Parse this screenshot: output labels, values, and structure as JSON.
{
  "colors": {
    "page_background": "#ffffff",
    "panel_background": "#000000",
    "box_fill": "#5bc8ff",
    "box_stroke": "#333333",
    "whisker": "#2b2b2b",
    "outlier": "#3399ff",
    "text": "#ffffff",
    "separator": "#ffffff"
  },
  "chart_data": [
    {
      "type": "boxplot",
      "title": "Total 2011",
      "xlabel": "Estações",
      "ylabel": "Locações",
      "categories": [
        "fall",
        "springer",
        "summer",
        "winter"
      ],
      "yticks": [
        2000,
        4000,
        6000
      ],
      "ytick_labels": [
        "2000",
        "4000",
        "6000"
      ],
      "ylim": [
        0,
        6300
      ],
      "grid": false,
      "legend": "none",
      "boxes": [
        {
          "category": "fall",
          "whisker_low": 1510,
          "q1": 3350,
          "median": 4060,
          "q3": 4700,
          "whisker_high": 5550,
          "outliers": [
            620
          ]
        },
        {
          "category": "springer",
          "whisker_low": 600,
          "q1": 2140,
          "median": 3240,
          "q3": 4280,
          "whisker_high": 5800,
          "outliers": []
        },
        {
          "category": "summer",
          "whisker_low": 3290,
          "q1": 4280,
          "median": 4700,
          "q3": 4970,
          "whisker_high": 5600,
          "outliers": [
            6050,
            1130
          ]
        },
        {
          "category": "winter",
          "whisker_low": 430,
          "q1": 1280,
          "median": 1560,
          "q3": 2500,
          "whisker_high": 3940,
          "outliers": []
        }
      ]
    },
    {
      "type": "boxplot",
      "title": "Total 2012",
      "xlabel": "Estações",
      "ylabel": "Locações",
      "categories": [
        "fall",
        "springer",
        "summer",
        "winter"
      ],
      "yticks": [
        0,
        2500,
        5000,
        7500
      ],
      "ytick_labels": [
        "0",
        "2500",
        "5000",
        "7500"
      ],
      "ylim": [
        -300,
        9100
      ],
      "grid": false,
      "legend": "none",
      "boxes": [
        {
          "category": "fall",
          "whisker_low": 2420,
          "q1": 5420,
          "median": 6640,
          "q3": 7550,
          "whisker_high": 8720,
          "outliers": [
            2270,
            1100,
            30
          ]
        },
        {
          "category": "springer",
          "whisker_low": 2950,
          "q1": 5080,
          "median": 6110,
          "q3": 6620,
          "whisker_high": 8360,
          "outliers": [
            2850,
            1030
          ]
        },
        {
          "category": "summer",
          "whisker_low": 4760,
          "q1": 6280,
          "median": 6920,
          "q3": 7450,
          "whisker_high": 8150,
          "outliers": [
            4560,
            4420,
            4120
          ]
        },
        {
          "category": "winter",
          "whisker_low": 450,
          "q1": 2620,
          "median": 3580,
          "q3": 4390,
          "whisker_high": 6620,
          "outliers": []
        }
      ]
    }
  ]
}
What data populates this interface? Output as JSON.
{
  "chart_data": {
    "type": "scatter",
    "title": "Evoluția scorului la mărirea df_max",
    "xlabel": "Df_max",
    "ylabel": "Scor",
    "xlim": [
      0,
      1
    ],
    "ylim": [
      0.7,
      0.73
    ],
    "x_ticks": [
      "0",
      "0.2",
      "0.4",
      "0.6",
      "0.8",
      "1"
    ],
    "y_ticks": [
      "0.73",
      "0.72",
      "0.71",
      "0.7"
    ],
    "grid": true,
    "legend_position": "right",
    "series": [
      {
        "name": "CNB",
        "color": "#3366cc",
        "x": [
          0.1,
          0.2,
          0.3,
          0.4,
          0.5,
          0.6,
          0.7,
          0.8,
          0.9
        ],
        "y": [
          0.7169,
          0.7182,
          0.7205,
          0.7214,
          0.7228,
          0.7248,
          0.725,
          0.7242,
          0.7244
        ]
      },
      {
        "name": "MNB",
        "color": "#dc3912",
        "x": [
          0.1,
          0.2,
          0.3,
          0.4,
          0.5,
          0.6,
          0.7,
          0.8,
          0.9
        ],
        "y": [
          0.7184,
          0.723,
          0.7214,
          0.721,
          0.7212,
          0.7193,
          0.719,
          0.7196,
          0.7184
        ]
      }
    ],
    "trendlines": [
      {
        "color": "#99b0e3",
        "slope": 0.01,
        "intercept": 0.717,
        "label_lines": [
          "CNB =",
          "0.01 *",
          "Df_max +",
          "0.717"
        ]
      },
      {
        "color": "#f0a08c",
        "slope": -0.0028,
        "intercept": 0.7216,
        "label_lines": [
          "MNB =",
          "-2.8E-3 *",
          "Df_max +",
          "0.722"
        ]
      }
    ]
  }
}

▸ **EXERCISE**
Exact copies of all the records are required.

▸ **THE RESULT**
Parse this screenshot: output labels, values, and structure as JSON.
{
  "colors": {
    "page_background": "#ffffff",
    "panel_background": "#000000",
    "box_fill": "#5bc8ff",
    "box_stroke": "#333333",
    "whisker": "#2b2b2b",
    "outlier": "#3399ff",
    "text": "#ffffff",
    "separator": "#ffffff"
  },
  "chart_data": [
    {
      "type": "boxplot",
      "title": "Total 2011",
      "xlabel": "Estações",
      "ylabel": "Locações",
      "categories": [
        "fall",
        "springer",
        "summer",
        "winter"
      ],
      "yticks": [
        2000,
        4000,
        6000
      ],
      "ytick_labels": [
        "2000",
        "4000",
        "6000"
      ],
      "ylim": [
        0,
        6300
      ],
      "grid": false,
      "legend": "none",
      "boxes": [
        {
          "category": "fall",
          "whisker_low": 1510,
          "q1": 3350,
          "median": 4060,
          "q3": 4700,
          "whisker_high": 5550,
          "outliers": [
            620
          ]
        },
        {
          "category": "springer",
          "whisker_low": 600,
          "q1": 2140,
          "median": 3240,
          "q3": 4280,
          "whisker_high": 5800,
          "outliers": []
        },
        {
          "category": "summer",
          "whisker_low": 3290,
          "q1": 4280,
          "median": 4700,
          "q3": 4970,
          "whisker_high": 5600,
          "outliers": [
            6050,
            1130
          ]
        },
        {
          "category": "winter",
          "whisker_low": 430,
          "q1": 1280,
          "median": 1560,
          "q3": 2500,
          "whisker_high": 3940,
          "outliers": []
        }
      ]
    },
    {
      "type": "boxplot",
      "title": "Total 2012",
      "xlabel": "Estações",
      "ylabel": "Locações",
      "categories": [
        "fall",
        "springer",
        "summer",
        "winter"
      ],
      "yticks": [
        0,
        2500,
        5000,
        7500
      ],
      "ytick_labels": [
        "0",
        "2500",
        "5000",
        "7500"
      ],
      "ylim": [
        -300,
        9100
      ],
      "grid": false,
      "legend": "none",
      "boxes": [
        {
          "category": "fall",
          "whisker_low": 2420,
          "q1": 5420,
          "median": 6640,
          "q3": 7550,
          "whisker_high": 8720,
          "outliers": [
            2270,
            1100,
            30
          ]
        },
        {
          "category": "springer",
          "whisker_low": 2950,
          "q1": 5080,
          "median": 6110,
          "q3": 6620,
          "whisker_high": 8360,
          "outliers": [
            2850,
            1030
          ]
        },
        {
          "category": "summer",
          "whisker_low": 4760,
          "q1": 6280,
          "median": 6920,
          "q3": 7450,
          "whisker_high": 8150,
          "outliers": [
            4560,
            4420,
            4120
          ]
        },
        {
          "category": "winter",
          "whisker_low": 450,
          "q1": 2620,
          "median": 3580,
          "q3": 4390,
          "whisker_high": 6620,
          "outliers": []
        }
      ]
    }
  ]
}
What data populates this interface? Output as JSON.
{
  "chart_data": {
    "type": "scatter",
    "title": "Evoluția scorului la mărirea df_max",
    "xlabel": "Df_max",
    "ylabel": "Scor",
    "xlim": [
      0,
      1
    ],
    "ylim": [
      0.7,
      0.73
    ],
    "x_ticks": [
      "0",
      "0.2",
      "0.4",
      "0.6",
      "0.8",
      "1"
    ],
    "y_ticks": [
      "0.73",
      "0.72",
      "0.71",
      "0.7"
    ],
    "grid": true,
    "legend_position": "right",
    "series": [
      {
        "name": "CNB",
        "color": "#3366cc",
        "x": [
          0.1,
          0.2,
          0.3,
          0.4,
          0.5,
          0.6,
          0.7,
          0.8,
          0.9
        ],
        "y": [
          0.7169,
          0.7182,
          0.7205,
          0.7214,
          0.7228,
          0.7248,
          0.725,
          0.7242,
          0.7244
        ]
      },
      {
        "name": "MNB",
        "color": "#dc3912",
        "x": [
          0.1,
          0.2,
          0.3,
          0.4,
          0.5,
          0.6,
          0.7,
          0.8,
          0.9
        ],
        "y": [
          0.7184,
          0.723,
          0.7214,
          0.721,
          0.7212,
          0.7193,
          0.719,
          0.7196,
          0.7184
        ]
      }
    ],
    "trendlines": [
      {
        "color": "#99b0e3",
        "slope": 0.01,
        "intercept": 0.717,
        "label_lines": [
          "CNB =",
          "0.01 *",
          "Df_max +",
          "0.717"
        ]
      },
      {
        "color": "#f0a08c",
        "slope": -0.0028,
        "intercept": 0.7216,
        "label_lines": [
          "MNB =",
          "-2.8E-3 *",
          "Df_max +",
          "0.722"
        ]
      }
    ]
  }
}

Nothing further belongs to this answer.